EXERCISE DIRECTIONS:
Copy each line of the records that holds the string "JSON".

SOURCE MATERIAL:
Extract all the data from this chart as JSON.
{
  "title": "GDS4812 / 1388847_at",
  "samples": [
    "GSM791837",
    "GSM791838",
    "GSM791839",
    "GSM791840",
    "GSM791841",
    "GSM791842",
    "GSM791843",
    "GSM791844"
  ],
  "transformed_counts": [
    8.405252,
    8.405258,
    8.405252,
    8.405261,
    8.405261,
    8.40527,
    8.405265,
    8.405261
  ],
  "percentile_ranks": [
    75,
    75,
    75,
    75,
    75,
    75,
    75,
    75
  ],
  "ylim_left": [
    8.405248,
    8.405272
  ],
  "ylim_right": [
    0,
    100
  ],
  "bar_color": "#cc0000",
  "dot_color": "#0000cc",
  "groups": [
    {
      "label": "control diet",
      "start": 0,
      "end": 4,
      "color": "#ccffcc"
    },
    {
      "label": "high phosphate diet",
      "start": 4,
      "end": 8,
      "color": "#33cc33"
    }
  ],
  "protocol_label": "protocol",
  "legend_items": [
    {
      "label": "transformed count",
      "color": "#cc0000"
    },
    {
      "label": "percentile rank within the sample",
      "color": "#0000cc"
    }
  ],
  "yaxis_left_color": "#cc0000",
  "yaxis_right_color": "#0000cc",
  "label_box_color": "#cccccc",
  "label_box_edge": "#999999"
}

--

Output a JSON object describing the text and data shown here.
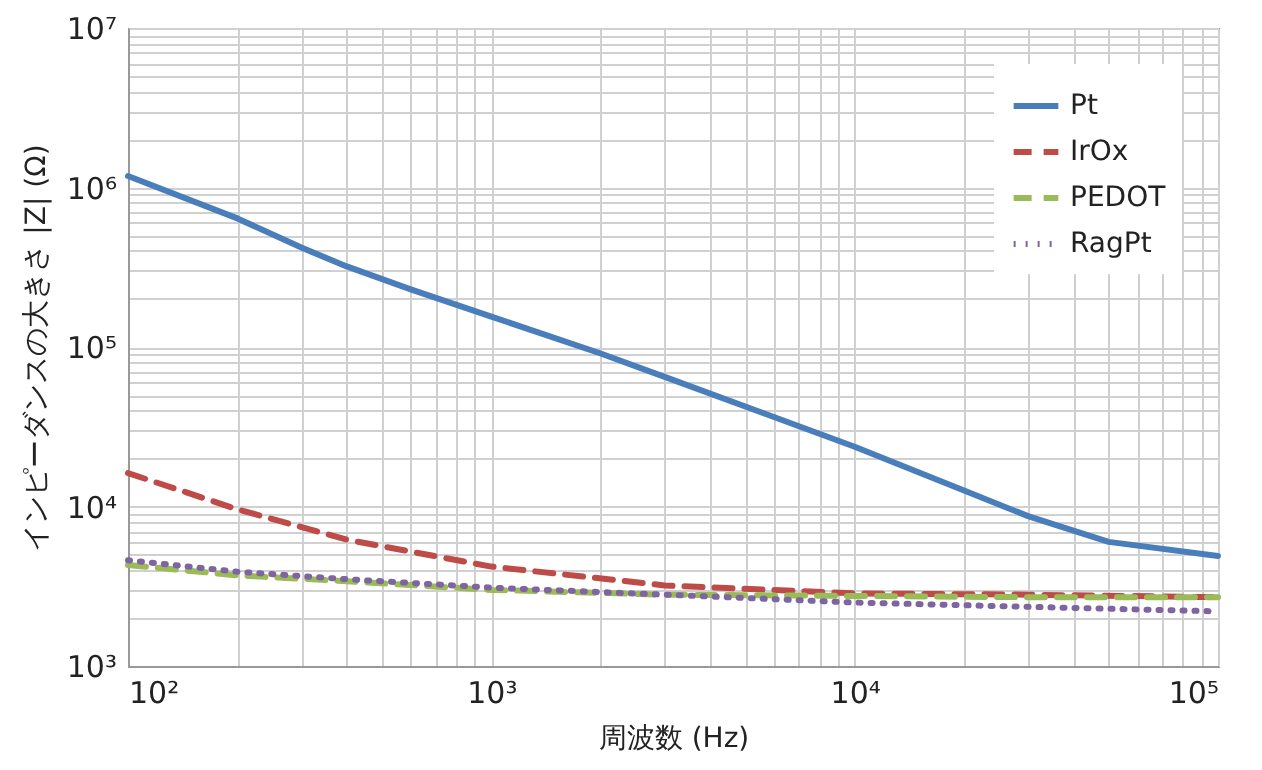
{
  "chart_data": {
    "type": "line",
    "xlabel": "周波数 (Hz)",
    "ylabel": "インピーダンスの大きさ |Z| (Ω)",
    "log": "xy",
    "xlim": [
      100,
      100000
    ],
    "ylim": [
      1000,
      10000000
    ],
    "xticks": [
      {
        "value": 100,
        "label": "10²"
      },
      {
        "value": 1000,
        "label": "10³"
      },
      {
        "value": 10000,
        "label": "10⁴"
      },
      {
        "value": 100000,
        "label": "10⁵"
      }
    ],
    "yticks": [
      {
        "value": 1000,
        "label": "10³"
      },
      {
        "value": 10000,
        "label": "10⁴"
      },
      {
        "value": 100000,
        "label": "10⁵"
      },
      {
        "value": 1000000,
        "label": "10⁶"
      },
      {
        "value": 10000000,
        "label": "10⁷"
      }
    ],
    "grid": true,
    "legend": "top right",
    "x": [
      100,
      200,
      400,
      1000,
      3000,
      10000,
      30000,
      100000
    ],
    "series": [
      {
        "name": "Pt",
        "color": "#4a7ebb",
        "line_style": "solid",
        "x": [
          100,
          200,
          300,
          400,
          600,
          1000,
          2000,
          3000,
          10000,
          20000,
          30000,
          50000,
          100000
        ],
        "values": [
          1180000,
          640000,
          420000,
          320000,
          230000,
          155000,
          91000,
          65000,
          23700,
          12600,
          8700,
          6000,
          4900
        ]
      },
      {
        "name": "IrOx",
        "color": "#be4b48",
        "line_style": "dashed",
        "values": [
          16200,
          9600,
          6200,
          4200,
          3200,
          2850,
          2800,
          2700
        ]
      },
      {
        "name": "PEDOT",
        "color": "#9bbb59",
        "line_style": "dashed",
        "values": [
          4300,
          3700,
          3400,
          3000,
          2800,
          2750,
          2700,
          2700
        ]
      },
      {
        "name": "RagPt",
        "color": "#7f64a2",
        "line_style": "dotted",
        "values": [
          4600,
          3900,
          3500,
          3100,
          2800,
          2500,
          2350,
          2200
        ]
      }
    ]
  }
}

==

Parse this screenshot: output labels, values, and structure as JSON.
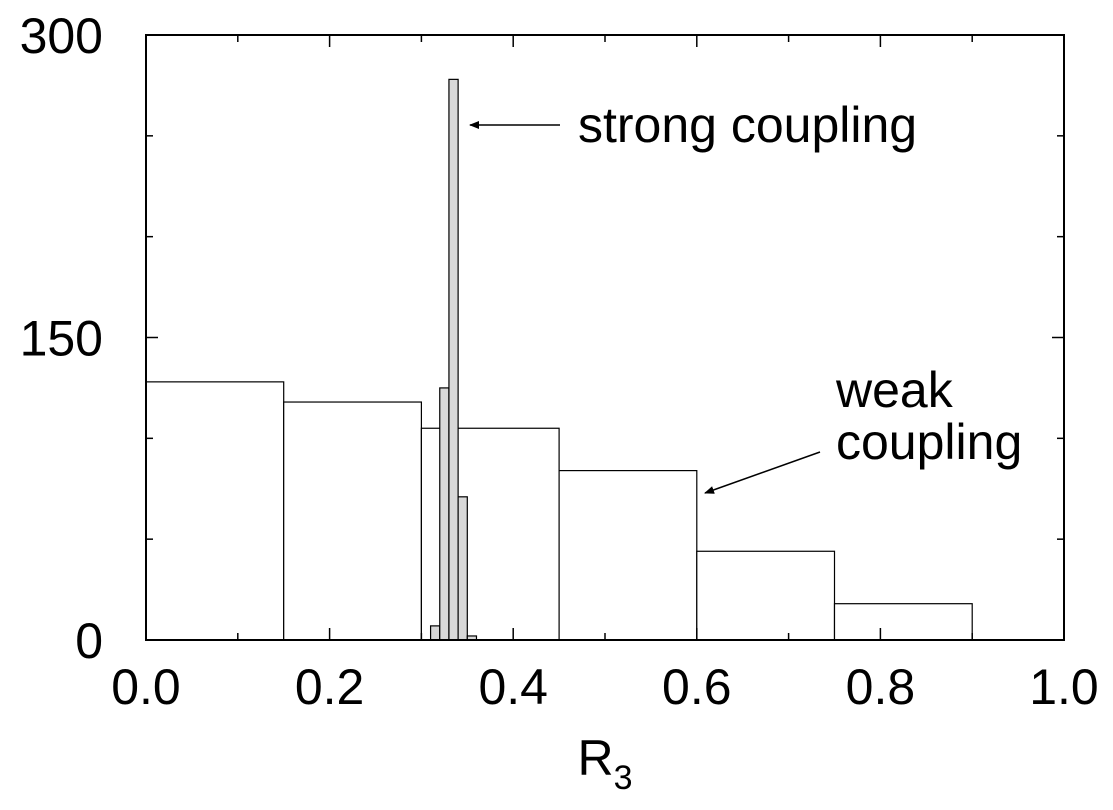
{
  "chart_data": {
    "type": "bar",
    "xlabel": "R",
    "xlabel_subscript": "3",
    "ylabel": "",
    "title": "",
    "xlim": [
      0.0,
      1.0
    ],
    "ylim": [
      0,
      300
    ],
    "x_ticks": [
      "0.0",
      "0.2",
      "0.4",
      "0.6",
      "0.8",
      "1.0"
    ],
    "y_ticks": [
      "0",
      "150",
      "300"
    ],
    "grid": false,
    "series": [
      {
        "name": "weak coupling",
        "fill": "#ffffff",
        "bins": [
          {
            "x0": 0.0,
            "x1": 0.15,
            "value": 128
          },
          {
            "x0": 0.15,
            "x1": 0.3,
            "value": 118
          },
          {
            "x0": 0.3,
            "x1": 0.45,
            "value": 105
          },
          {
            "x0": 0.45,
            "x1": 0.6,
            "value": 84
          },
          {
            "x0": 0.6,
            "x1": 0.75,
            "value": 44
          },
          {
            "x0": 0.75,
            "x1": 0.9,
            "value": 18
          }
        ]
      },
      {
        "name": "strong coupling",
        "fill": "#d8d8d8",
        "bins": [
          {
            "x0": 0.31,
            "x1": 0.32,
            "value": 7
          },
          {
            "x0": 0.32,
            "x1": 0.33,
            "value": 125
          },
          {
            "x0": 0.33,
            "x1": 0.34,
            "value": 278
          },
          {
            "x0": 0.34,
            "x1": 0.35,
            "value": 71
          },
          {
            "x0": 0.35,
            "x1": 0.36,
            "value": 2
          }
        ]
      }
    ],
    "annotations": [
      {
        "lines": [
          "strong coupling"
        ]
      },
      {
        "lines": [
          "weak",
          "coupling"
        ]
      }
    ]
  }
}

SOLUTION TO THIS TASK:
Extract all the data from this chart as JSON.
Output a JSON object describing the text and data shown here.
Parse this screenshot: output labels, values, and structure as JSON.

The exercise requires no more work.